Figure contents as structured data
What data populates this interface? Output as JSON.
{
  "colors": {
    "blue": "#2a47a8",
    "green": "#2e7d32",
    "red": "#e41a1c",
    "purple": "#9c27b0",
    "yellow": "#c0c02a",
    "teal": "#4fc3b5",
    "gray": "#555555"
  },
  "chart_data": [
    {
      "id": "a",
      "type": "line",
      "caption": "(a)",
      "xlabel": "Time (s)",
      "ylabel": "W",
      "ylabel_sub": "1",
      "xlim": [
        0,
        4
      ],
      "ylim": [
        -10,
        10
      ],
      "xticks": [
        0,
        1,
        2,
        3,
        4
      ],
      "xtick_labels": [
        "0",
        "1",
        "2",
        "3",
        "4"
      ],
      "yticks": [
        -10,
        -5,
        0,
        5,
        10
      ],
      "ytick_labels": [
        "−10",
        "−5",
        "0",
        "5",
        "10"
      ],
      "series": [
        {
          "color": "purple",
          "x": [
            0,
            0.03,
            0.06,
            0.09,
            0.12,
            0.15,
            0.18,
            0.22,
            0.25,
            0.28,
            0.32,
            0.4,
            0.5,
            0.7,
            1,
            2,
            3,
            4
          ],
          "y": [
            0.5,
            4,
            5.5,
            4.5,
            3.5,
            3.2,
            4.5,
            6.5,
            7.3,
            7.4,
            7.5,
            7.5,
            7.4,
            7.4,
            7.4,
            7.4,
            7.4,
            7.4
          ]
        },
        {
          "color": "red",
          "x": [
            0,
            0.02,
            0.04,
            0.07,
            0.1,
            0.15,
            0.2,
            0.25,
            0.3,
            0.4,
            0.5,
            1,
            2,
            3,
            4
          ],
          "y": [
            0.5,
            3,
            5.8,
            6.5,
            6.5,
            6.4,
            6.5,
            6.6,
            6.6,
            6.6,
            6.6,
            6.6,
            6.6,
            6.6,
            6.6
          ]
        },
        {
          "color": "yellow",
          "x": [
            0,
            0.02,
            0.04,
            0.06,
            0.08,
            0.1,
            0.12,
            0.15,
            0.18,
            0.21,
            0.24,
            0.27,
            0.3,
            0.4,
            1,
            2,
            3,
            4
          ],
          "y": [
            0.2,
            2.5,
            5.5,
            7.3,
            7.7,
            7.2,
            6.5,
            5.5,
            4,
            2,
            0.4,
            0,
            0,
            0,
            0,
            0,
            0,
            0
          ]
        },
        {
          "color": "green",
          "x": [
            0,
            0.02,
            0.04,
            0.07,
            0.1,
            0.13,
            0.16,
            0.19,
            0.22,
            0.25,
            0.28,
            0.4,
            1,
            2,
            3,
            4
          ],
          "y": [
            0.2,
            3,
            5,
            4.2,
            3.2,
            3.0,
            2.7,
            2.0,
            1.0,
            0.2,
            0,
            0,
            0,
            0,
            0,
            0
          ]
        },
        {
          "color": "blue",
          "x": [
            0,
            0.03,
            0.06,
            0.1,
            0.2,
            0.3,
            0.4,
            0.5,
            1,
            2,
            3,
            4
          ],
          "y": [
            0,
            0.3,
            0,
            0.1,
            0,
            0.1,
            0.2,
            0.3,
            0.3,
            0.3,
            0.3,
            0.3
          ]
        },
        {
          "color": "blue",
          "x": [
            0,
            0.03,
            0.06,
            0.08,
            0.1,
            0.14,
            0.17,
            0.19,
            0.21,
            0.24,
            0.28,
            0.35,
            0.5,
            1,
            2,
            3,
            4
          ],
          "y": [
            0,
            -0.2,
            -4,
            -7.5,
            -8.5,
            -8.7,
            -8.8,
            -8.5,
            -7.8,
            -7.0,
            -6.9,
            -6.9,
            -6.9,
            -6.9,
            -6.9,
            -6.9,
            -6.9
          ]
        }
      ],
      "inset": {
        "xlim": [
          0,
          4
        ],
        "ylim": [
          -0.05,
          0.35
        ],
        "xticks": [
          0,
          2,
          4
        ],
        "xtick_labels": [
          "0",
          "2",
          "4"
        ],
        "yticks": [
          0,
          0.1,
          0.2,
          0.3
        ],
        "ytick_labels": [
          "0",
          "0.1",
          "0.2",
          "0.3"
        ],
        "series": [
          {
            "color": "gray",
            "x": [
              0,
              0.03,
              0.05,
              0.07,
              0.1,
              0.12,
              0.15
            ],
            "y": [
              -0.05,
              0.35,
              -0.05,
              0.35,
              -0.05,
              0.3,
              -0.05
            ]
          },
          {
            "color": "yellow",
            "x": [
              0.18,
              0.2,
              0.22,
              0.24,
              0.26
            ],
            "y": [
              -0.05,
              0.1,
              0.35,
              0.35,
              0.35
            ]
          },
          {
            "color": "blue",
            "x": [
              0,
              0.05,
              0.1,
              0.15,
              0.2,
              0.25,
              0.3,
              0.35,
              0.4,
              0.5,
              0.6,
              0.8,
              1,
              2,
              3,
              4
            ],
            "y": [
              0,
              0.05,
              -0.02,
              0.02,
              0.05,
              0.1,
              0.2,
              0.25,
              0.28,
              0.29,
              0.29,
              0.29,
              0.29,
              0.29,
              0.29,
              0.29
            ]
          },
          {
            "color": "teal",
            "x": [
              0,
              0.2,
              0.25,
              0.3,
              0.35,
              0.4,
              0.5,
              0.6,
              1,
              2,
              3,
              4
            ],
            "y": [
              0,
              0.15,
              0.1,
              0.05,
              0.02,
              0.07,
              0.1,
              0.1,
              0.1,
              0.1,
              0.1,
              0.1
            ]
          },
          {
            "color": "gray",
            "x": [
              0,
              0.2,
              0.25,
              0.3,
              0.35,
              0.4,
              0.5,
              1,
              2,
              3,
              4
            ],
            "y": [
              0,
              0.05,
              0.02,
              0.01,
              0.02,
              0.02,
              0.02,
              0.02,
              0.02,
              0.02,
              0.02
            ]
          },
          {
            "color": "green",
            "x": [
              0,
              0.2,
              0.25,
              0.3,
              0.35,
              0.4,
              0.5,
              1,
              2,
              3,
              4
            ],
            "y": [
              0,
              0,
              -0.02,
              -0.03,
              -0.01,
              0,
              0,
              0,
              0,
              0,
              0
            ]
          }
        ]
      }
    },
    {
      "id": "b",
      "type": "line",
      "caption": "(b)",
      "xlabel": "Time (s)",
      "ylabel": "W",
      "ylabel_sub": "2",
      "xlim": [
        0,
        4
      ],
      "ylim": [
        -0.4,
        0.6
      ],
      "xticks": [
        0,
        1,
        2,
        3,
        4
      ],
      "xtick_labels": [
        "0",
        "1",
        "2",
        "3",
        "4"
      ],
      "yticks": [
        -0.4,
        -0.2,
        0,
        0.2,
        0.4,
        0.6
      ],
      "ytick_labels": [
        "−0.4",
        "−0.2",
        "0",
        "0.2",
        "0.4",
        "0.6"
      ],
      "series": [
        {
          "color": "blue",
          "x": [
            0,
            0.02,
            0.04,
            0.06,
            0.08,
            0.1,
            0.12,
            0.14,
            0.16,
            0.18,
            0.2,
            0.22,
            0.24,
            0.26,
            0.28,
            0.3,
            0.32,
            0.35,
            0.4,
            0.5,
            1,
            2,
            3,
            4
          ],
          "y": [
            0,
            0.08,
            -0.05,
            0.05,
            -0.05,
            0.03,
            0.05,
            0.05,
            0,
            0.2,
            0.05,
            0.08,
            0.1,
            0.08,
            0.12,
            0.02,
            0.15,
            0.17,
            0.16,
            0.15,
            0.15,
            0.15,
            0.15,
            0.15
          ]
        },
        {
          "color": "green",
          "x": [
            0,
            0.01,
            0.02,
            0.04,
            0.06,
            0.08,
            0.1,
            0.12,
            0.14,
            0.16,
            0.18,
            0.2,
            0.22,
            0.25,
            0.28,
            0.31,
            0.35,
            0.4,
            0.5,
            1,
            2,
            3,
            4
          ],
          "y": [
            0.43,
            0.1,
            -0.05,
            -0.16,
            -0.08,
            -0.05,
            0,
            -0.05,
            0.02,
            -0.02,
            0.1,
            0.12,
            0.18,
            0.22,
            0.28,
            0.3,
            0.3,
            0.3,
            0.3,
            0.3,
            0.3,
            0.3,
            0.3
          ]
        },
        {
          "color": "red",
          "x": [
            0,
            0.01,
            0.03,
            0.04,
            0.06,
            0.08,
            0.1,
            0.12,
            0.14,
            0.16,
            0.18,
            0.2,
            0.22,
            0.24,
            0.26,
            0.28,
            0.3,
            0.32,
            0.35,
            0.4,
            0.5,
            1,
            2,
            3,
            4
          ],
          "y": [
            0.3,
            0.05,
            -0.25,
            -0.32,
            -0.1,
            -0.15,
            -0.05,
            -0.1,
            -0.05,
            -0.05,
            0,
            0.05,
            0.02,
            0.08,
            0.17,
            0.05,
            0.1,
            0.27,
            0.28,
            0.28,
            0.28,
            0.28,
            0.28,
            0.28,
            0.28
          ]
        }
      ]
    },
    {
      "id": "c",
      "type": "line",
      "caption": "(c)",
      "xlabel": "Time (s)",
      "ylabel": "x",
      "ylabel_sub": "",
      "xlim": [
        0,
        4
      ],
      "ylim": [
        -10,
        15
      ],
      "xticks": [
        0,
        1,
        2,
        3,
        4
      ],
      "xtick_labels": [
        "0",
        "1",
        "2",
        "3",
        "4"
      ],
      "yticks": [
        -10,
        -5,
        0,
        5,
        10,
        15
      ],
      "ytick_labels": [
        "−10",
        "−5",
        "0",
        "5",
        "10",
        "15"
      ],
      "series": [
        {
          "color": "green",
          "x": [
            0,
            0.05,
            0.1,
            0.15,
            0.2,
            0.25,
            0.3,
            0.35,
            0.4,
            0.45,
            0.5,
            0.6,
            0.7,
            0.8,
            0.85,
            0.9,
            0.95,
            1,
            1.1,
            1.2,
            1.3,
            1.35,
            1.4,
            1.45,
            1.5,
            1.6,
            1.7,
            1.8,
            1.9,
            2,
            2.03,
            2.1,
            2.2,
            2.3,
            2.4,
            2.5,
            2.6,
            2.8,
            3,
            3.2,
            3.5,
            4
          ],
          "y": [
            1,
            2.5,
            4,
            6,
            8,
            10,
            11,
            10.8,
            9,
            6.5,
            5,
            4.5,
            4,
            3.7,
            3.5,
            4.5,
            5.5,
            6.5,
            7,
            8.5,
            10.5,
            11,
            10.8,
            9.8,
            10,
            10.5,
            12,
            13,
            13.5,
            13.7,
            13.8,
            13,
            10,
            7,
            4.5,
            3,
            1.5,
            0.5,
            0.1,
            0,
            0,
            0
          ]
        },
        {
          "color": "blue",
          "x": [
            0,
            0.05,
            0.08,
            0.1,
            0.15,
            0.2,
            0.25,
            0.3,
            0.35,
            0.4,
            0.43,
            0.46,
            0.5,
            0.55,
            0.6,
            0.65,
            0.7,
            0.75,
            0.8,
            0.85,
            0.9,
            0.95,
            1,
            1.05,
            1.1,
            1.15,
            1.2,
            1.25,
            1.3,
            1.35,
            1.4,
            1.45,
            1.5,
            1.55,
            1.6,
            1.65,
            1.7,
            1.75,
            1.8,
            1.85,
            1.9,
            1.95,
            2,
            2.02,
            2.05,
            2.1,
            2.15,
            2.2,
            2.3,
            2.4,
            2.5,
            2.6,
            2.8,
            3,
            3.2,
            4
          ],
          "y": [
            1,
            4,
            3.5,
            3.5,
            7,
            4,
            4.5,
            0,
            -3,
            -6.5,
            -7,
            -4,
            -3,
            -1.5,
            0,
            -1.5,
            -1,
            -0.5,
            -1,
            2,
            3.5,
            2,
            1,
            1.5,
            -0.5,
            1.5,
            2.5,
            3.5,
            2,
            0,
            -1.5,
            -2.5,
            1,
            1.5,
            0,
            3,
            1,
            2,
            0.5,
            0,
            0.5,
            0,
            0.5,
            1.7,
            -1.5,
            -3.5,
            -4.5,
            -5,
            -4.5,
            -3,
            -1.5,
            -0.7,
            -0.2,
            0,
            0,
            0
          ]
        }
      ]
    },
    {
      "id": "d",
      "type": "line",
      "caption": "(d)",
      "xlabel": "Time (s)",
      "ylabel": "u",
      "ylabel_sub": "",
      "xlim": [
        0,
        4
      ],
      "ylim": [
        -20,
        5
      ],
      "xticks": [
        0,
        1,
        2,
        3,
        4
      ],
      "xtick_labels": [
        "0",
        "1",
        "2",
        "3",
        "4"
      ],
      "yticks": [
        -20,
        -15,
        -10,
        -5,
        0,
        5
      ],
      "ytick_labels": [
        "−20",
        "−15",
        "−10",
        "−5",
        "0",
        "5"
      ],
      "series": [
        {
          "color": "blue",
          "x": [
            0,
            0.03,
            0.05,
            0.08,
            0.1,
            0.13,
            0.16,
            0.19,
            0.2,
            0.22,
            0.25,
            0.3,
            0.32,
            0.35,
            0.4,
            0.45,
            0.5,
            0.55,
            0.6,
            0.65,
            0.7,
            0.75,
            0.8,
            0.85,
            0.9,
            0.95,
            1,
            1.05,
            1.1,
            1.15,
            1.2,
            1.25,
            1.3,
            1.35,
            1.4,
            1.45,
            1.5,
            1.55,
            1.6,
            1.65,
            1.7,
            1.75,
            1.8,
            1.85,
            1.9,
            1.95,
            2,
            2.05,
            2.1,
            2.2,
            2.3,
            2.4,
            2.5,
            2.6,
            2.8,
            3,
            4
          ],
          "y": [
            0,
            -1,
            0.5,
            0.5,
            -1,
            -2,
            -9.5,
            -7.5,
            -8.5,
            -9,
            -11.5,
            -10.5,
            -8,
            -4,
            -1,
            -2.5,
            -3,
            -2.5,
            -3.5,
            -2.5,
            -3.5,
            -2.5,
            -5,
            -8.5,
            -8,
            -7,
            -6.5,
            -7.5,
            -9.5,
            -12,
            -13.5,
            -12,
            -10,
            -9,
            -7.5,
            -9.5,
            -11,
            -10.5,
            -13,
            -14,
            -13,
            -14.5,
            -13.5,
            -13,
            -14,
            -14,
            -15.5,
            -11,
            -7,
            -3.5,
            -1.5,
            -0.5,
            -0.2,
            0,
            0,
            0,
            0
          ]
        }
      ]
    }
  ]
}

What needs to be done: Write down only the number of lines that contain the string "caption" in the listing.

Output: 4